Extracted material:
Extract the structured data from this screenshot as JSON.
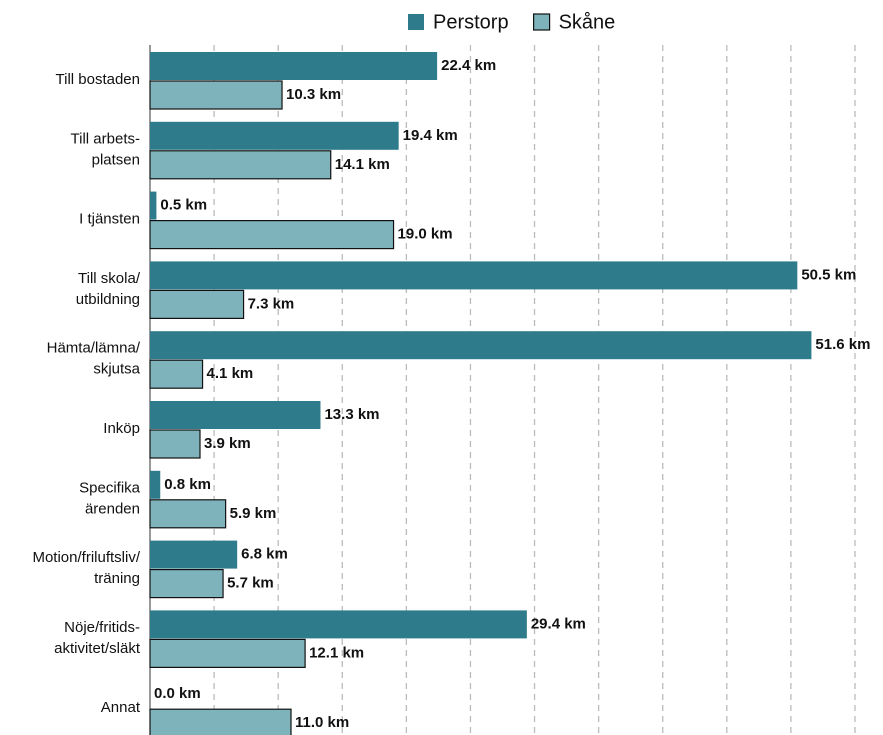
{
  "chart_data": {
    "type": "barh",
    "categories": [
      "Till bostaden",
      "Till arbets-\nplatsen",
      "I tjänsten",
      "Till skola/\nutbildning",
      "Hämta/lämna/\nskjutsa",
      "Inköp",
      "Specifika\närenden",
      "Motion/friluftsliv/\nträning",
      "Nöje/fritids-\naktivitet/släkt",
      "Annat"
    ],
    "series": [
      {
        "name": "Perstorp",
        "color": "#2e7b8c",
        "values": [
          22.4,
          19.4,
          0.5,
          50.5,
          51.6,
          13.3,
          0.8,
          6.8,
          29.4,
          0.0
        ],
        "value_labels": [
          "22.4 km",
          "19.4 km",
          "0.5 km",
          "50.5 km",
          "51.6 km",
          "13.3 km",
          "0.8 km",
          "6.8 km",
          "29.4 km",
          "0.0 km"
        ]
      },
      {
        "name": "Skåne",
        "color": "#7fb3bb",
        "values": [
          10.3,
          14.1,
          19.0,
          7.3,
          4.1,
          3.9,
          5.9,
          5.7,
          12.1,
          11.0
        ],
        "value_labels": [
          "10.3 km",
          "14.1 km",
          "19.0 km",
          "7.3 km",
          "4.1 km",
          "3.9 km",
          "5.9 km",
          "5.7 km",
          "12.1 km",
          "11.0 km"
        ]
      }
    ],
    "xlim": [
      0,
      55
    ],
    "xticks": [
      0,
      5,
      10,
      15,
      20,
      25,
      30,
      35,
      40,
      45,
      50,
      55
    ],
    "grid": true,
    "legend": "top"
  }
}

--

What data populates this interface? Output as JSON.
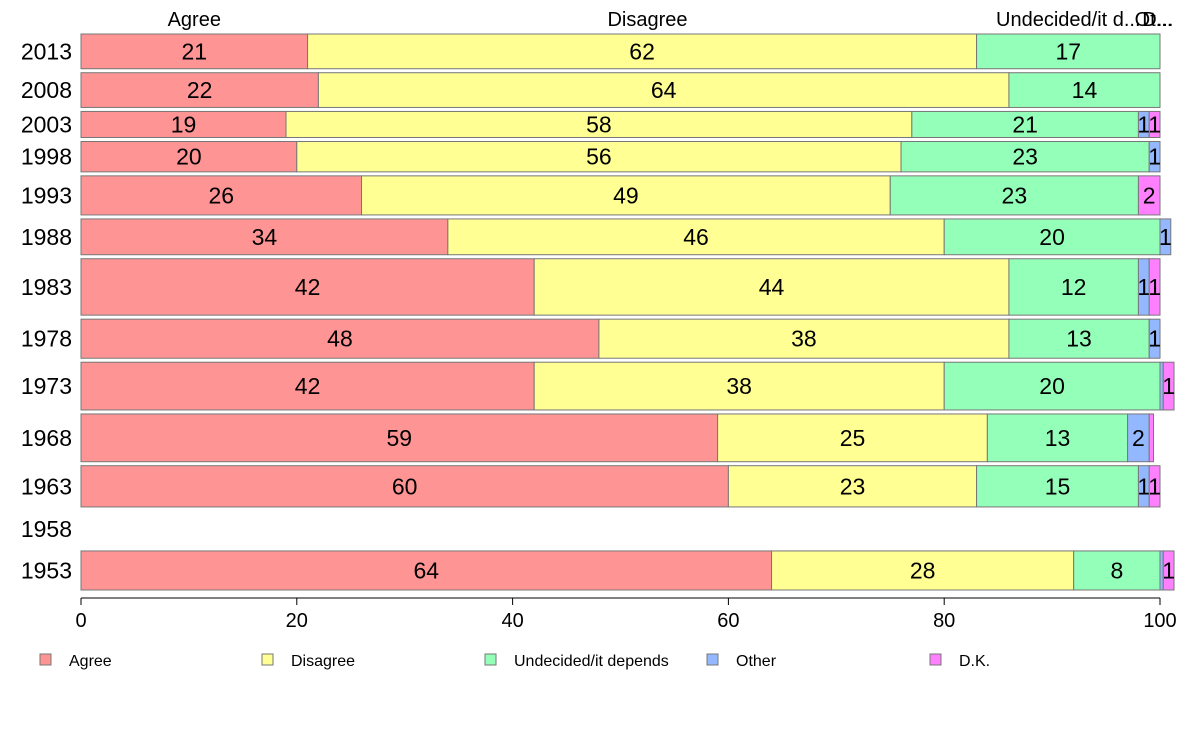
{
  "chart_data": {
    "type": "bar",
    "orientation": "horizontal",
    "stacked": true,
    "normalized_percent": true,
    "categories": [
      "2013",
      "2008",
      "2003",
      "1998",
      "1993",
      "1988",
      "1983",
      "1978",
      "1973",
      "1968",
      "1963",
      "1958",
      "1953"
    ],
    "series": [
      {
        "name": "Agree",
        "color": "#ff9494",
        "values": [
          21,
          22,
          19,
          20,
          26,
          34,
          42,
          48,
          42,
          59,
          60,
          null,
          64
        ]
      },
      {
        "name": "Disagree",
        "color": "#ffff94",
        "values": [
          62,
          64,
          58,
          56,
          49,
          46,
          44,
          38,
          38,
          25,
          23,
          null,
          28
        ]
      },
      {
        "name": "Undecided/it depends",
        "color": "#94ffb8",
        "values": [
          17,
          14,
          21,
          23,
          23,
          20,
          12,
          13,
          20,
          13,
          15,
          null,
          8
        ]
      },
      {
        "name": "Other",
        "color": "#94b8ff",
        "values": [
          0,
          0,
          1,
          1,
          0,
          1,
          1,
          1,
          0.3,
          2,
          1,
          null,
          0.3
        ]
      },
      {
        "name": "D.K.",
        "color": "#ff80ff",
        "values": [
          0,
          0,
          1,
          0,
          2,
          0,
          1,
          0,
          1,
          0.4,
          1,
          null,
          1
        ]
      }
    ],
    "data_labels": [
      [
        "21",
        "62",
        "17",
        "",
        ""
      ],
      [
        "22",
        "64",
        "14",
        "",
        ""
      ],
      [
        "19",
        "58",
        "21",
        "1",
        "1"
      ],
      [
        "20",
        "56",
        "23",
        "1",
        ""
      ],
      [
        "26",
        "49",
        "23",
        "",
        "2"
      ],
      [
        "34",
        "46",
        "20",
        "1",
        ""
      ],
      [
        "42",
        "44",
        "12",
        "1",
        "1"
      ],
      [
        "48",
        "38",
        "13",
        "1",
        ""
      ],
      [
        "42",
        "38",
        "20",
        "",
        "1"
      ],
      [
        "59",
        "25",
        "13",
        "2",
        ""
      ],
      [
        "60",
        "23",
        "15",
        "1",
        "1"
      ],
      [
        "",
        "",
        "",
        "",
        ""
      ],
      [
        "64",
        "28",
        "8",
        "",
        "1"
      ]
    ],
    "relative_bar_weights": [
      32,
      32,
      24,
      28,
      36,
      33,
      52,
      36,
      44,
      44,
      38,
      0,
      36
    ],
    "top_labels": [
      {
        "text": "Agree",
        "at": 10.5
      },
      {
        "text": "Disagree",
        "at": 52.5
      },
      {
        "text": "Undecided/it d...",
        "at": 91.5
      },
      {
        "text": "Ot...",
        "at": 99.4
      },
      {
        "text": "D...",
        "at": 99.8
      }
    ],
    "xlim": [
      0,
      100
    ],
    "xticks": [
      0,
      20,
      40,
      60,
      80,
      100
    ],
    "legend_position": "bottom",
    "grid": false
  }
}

...

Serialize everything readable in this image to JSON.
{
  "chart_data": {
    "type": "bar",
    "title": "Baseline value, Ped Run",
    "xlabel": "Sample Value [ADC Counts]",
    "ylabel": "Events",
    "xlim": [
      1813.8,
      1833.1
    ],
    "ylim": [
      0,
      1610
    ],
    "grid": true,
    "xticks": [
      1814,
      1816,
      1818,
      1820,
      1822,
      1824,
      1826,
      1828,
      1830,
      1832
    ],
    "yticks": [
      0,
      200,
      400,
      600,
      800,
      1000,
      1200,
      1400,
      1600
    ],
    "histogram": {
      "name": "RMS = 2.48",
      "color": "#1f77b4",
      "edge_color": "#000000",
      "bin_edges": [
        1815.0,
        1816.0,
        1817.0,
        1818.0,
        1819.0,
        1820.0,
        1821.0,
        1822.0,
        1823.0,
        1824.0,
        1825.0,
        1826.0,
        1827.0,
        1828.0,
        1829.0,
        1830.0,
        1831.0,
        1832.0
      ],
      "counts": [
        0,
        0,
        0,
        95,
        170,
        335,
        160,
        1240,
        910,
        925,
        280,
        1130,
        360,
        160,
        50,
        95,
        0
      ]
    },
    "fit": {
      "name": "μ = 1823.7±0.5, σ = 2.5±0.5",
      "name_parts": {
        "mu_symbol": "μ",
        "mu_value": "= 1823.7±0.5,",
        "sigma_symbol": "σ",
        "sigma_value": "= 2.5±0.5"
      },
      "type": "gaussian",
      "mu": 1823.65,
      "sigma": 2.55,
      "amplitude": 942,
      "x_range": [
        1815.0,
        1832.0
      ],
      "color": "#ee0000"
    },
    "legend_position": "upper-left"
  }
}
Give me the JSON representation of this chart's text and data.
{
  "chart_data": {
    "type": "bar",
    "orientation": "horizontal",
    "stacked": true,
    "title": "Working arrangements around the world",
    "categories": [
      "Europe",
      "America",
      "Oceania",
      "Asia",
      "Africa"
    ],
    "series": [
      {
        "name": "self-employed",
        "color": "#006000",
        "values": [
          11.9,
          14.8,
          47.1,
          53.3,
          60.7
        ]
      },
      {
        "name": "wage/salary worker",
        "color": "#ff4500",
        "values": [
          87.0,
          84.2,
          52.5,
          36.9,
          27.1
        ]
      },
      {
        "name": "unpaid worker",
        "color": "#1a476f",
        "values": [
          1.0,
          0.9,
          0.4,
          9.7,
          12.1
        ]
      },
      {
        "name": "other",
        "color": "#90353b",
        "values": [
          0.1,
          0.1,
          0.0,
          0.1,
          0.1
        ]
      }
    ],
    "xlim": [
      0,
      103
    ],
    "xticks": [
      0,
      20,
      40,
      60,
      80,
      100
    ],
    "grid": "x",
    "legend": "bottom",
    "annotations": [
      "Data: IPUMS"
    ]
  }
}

Aim: Search the records for the word "grid". Copy every line that has it.

Reply:
    "grid": true,
    "grid": false
    "grid": true,
    "grid": "x",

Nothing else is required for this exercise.